* [Exercise requirements]:
Extract each line of the records below that contains the word "this".

* [Data shown]:
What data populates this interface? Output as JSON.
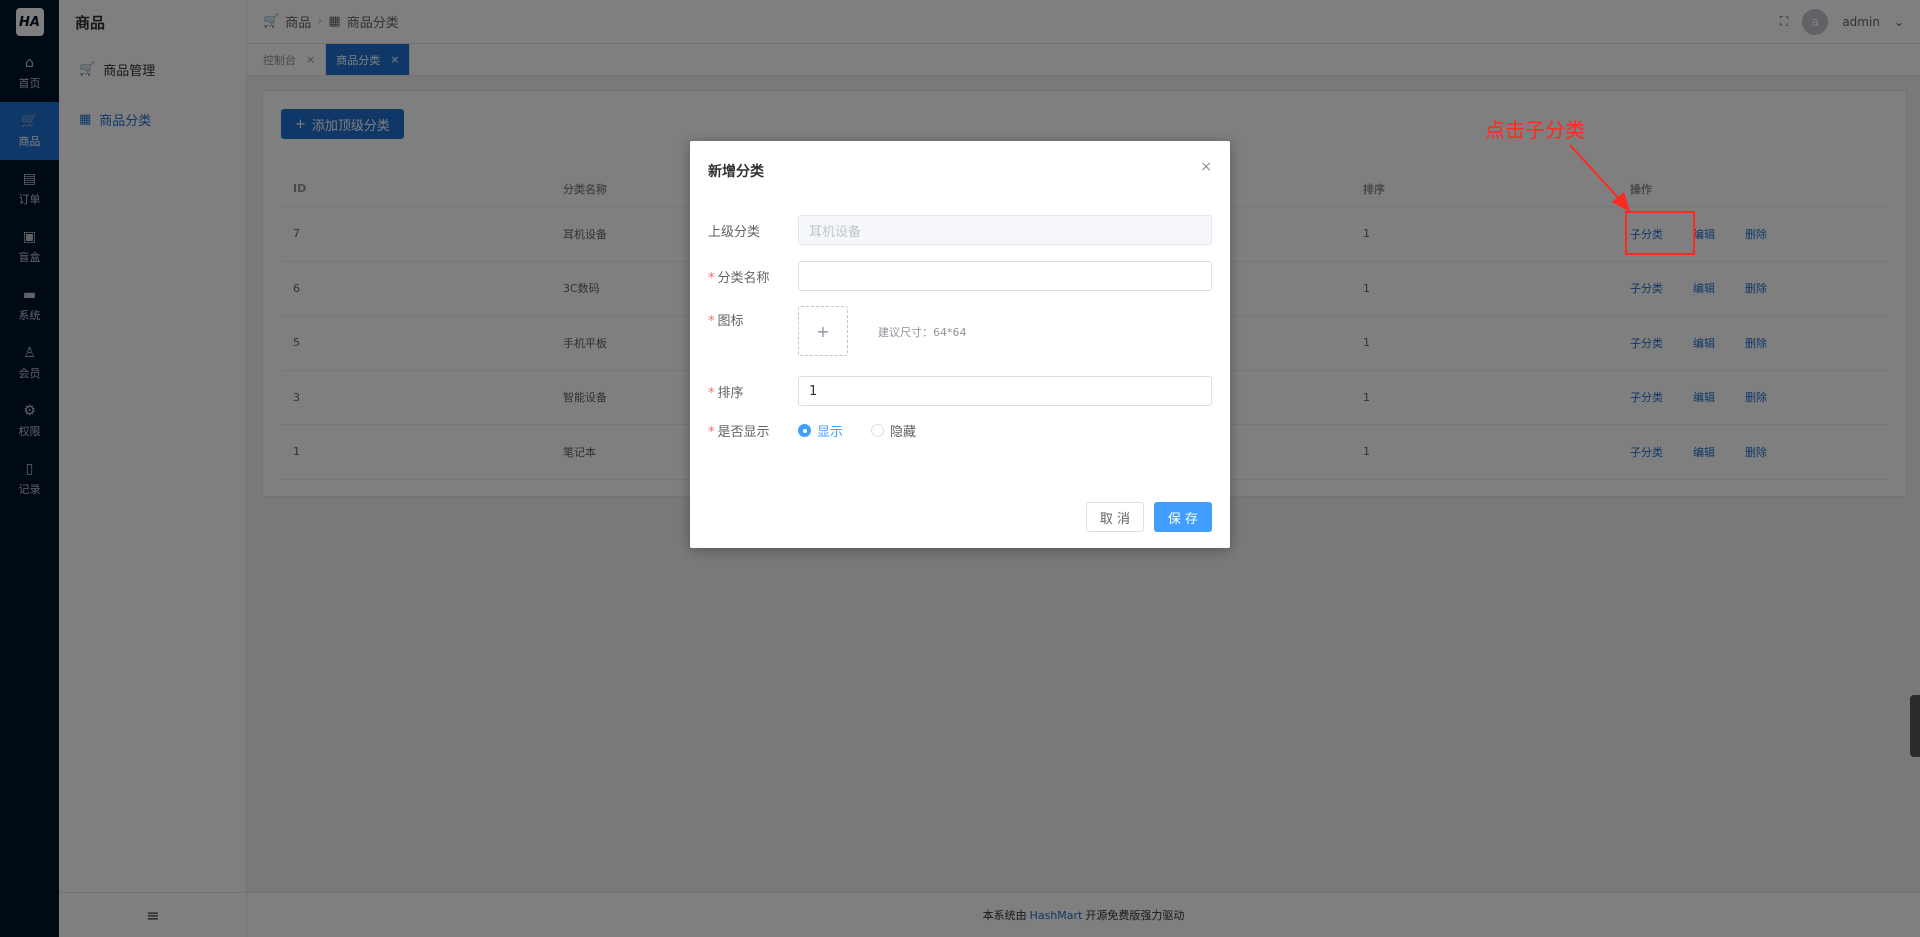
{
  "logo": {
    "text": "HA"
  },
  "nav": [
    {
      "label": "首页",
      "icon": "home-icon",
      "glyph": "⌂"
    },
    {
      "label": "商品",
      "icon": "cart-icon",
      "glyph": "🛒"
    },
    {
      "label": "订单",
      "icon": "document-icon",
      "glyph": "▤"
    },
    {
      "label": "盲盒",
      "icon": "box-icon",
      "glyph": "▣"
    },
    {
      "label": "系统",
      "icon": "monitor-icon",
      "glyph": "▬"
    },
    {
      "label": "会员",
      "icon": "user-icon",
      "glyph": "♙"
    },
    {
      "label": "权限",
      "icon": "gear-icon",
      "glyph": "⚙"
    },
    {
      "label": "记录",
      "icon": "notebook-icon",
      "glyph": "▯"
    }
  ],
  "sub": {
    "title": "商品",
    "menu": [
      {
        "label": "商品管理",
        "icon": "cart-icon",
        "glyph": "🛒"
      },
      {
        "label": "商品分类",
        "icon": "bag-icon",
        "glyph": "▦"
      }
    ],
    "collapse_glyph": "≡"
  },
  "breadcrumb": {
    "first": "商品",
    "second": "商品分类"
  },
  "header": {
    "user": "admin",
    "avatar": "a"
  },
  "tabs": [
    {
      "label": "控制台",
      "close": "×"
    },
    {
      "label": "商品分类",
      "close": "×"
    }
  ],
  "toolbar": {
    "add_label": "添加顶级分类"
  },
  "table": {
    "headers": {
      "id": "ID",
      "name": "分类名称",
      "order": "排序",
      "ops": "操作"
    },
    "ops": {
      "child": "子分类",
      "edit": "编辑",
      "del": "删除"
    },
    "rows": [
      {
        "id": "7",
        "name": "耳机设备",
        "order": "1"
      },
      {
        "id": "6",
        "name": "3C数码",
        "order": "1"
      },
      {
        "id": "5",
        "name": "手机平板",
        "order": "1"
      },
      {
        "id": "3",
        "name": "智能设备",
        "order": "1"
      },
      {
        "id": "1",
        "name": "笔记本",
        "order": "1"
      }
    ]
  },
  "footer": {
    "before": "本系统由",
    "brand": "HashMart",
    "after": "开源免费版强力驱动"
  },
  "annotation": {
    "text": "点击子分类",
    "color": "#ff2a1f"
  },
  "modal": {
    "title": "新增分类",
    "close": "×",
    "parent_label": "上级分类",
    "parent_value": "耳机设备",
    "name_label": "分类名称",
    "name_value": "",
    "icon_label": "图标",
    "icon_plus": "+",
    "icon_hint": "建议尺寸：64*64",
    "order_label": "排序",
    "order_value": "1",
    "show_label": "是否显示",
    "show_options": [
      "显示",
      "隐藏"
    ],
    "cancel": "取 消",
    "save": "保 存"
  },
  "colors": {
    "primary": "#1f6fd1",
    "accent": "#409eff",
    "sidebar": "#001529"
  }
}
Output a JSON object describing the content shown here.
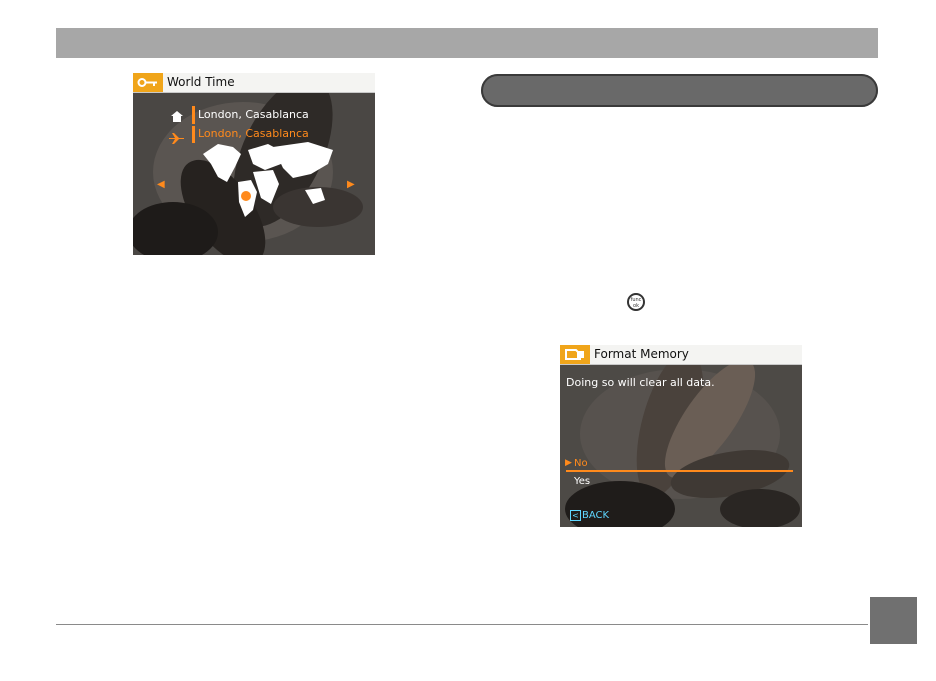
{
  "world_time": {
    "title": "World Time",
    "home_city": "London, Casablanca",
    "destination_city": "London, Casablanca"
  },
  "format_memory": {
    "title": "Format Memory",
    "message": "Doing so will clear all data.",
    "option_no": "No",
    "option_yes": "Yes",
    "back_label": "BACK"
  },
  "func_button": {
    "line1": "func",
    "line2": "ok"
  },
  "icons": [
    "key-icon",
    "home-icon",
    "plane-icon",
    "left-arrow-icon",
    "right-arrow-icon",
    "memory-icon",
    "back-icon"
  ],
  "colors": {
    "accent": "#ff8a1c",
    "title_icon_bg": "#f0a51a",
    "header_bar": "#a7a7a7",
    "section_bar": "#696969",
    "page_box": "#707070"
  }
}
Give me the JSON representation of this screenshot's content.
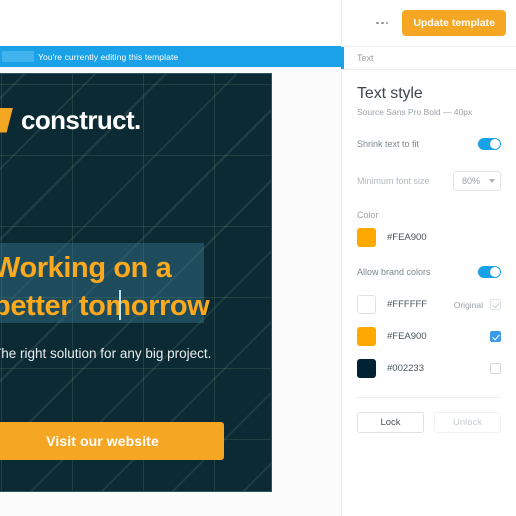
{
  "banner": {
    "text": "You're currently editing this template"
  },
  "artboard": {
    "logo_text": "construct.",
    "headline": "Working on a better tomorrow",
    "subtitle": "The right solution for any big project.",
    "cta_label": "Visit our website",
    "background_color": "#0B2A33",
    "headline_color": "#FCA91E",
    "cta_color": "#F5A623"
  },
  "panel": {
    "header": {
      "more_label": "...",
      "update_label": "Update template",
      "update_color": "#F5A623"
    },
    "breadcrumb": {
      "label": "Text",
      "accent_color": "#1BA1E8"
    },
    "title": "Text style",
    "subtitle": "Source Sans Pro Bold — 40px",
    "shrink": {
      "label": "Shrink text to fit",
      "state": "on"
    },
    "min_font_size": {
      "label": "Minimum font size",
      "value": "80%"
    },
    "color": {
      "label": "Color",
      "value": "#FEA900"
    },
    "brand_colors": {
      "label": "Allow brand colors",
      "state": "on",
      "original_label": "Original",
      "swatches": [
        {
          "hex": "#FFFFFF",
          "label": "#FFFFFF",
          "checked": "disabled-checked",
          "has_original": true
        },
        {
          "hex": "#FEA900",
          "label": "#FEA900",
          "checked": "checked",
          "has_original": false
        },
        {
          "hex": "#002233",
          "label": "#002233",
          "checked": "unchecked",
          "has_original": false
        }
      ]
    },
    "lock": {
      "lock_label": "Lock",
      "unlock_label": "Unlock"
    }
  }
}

* * *

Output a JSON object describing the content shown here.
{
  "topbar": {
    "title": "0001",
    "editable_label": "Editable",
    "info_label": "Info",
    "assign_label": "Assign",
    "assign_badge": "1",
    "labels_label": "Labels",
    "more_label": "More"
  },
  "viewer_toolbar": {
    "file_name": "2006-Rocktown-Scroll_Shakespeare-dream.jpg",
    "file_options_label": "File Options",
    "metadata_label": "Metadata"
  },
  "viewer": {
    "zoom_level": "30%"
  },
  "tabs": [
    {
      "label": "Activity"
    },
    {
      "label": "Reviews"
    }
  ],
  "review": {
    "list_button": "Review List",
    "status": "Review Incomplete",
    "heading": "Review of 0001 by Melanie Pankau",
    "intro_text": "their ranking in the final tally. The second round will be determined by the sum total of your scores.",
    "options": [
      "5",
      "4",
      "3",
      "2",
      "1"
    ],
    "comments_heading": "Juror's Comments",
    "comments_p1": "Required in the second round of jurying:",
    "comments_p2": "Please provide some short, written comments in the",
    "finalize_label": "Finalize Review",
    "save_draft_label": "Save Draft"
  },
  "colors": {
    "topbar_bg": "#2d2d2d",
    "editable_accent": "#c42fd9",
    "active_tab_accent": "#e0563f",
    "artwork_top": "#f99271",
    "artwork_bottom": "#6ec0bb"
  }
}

* [Exercise result]:
What data populates this interface? Output as JSON.
Give me the JSON representation of this screenshot's content.
    "text": "You're currently editing this template"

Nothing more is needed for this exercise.